=== Extracted data ===
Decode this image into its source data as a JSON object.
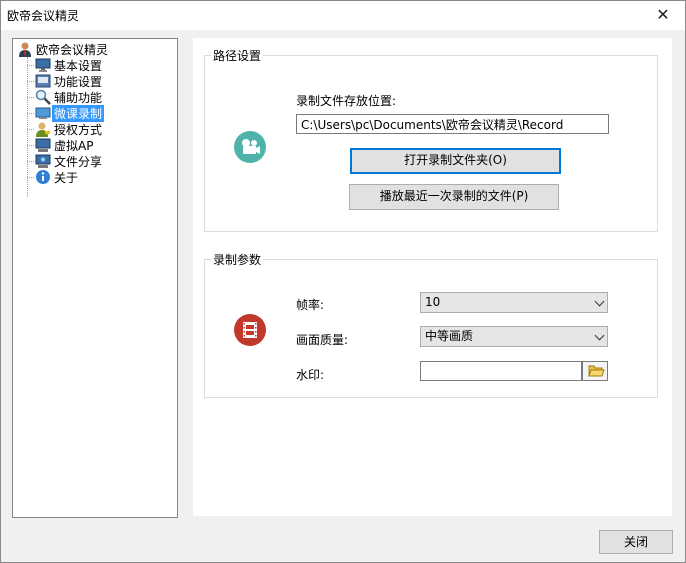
{
  "window": {
    "title": "欧帝会议精灵"
  },
  "tree": {
    "root_label": "欧帝会议精灵",
    "items": [
      {
        "label": "基本设置",
        "icon": "monitor-icon"
      },
      {
        "label": "功能设置",
        "icon": "keyboard-icon"
      },
      {
        "label": "辅助功能",
        "icon": "magnifier-icon"
      },
      {
        "label": "微课录制",
        "icon": "monitor-record-icon",
        "selected": true
      },
      {
        "label": "授权方式",
        "icon": "user-key-icon"
      },
      {
        "label": "虚拟AP",
        "icon": "network-icon"
      },
      {
        "label": "文件分享",
        "icon": "share-icon"
      },
      {
        "label": "关于",
        "icon": "info-icon"
      }
    ]
  },
  "path_group": {
    "title": "路径设置",
    "save_location_label": "录制文件存放位置:",
    "save_location_value": "C:\\Users\\pc\\Documents\\欧帝会议精灵\\Record",
    "open_folder_button": "打开录制文件夹(O)",
    "play_last_button": "播放最近一次录制的文件(P)"
  },
  "params_group": {
    "title": "录制参数",
    "frame_rate_label": "帧率:",
    "frame_rate_value": "10",
    "quality_label": "画面质量:",
    "quality_value": "中等画质",
    "watermark_label": "水印:",
    "watermark_value": ""
  },
  "footer": {
    "close_button": "关闭"
  },
  "colors": {
    "selection": "#3399ff",
    "focus_border": "#0078d7",
    "camera_icon": "#4fb3a9",
    "film_icon": "#c0392b"
  }
}
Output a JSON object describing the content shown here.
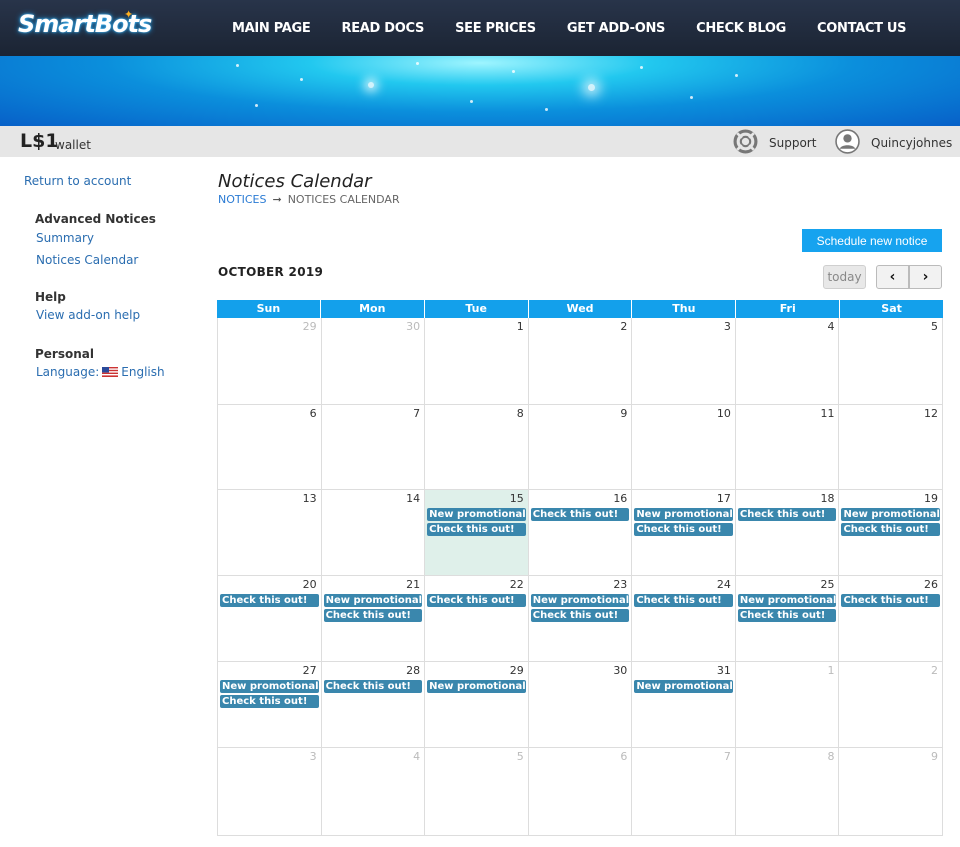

=== What the exercise asks ===
Report each line in the preceding entries that holds the string "JSON".

=== Solution for this exercise ===
Decode this image into its source data as a JSON object.
Output a JSON object describing the content shown here.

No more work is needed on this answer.